Segment Open

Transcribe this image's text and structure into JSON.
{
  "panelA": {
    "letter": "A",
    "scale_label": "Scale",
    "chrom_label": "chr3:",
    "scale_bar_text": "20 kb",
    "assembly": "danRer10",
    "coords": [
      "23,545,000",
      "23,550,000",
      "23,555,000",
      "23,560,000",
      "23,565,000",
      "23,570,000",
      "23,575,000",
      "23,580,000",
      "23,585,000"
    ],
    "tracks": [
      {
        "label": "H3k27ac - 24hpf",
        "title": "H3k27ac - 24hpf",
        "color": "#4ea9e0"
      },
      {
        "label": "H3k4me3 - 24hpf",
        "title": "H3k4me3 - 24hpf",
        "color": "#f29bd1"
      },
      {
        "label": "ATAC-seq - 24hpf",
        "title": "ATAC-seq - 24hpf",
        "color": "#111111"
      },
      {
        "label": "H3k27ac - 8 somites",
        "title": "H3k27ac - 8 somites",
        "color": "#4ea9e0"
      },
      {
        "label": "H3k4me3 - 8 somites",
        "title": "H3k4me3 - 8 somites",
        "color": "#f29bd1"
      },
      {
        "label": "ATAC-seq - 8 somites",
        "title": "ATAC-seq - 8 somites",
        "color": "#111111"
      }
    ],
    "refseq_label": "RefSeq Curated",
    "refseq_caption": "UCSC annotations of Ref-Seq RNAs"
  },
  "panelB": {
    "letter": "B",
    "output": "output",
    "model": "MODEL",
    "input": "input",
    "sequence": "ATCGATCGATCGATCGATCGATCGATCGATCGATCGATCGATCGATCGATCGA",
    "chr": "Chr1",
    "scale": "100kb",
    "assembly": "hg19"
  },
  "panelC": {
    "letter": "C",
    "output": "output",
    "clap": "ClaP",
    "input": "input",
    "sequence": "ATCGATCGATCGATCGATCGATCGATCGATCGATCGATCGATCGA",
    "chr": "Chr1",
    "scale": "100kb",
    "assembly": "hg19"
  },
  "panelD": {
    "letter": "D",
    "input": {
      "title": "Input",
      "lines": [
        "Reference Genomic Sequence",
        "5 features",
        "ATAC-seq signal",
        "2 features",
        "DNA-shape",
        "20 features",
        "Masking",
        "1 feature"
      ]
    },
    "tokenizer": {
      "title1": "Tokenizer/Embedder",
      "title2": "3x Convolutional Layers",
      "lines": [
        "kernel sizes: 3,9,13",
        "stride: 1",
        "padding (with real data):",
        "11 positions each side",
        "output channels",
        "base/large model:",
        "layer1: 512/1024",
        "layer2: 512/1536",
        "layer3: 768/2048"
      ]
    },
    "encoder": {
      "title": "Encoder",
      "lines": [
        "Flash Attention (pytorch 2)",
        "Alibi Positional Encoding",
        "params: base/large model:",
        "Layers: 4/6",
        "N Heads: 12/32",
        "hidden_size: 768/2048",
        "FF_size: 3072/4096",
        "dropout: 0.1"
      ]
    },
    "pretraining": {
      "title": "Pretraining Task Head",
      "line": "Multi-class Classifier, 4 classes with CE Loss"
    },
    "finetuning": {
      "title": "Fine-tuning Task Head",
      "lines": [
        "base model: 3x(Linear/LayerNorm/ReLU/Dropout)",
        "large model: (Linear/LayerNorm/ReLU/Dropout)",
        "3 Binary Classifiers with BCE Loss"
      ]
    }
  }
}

Segment Closed

### Assigned task
Restate the data above word for word.

### Answer box
Transcribe this image's text and structure into JSON.
{
  "panelA": {
    "letter": "A",
    "scale_label": "Scale",
    "chrom_label": "chr3:",
    "scale_bar_text": "20 kb",
    "assembly": "danRer10",
    "coords": [
      "23,545,000",
      "23,550,000",
      "23,555,000",
      "23,560,000",
      "23,565,000",
      "23,570,000",
      "23,575,000",
      "23,580,000",
      "23,585,000"
    ],
    "tracks": [
      {
        "label": "H3k27ac - 24hpf",
        "title": "H3k27ac - 24hpf",
        "color": "#4ea9e0"
      },
      {
        "label": "H3k4me3 - 24hpf",
        "title": "H3k4me3 - 24hpf",
        "color": "#f29bd1"
      },
      {
        "label": "ATAC-seq - 24hpf",
        "title": "ATAC-seq - 24hpf",
        "color": "#111111"
      },
      {
        "label": "H3k27ac - 8 somites",
        "title": "H3k27ac - 8 somites",
        "color": "#4ea9e0"
      },
      {
        "label": "H3k4me3 - 8 somites",
        "title": "H3k4me3 - 8 somites",
        "color": "#f29bd1"
      },
      {
        "label": "ATAC-seq - 8 somites",
        "title": "ATAC-seq - 8 somites",
        "color": "#111111"
      }
    ],
    "refseq_label": "RefSeq Curated",
    "refseq_caption": "UCSC annotations of Ref-Seq RNAs"
  },
  "panelB": {
    "letter": "B",
    "output": "output",
    "model": "MODEL",
    "input": "input",
    "sequence": "ATCGATCGATCGATCGATCGATCGATCGATCGATCGATCGATCGATCGATCGA",
    "chr": "Chr1",
    "scale": "100kb",
    "assembly": "hg19"
  },
  "panelC": {
    "letter": "C",
    "output": "output",
    "clap": "ClaP",
    "input": "input",
    "sequence": "ATCGATCGATCGATCGATCGATCGATCGATCGATCGATCGATCGA",
    "chr": "Chr1",
    "scale": "100kb",
    "assembly": "hg19"
  },
  "panelD": {
    "letter": "D",
    "input": {
      "title": "Input",
      "lines": [
        "Reference Genomic Sequence",
        "5 features",
        "ATAC-seq signal",
        "2 features",
        "DNA-shape",
        "20 features",
        "Masking",
        "1 feature"
      ]
    },
    "tokenizer": {
      "title1": "Tokenizer/Embedder",
      "title2": "3x Convolutional Layers",
      "lines": [
        "kernel sizes: 3,9,13",
        "stride: 1",
        "padding (with real data):",
        "11 positions each side",
        "output channels",
        "base/large model:",
        "layer1: 512/1024",
        "layer2: 512/1536",
        "layer3: 768/2048"
      ]
    },
    "encoder": {
      "title": "Encoder",
      "lines": [
        "Flash Attention (pytorch 2)",
        "Alibi Positional Encoding",
        "params: base/large model:",
        "Layers: 4/6",
        "N Heads: 12/32",
        "hidden_size: 768/2048",
        "FF_size: 3072/4096",
        "dropout: 0.1"
      ]
    },
    "pretraining": {
      "title": "Pretraining Task Head",
      "line": "Multi-class Classifier, 4 classes with CE Loss"
    },
    "finetuning": {
      "title": "Fine-tuning Task Head",
      "lines": [
        "base model: 3x(Linear/LayerNorm/ReLU/Dropout)",
        "large model: (Linear/LayerNorm/ReLU/Dropout)",
        "3 Binary Classifiers with BCE Loss"
      ]
    }
  }
}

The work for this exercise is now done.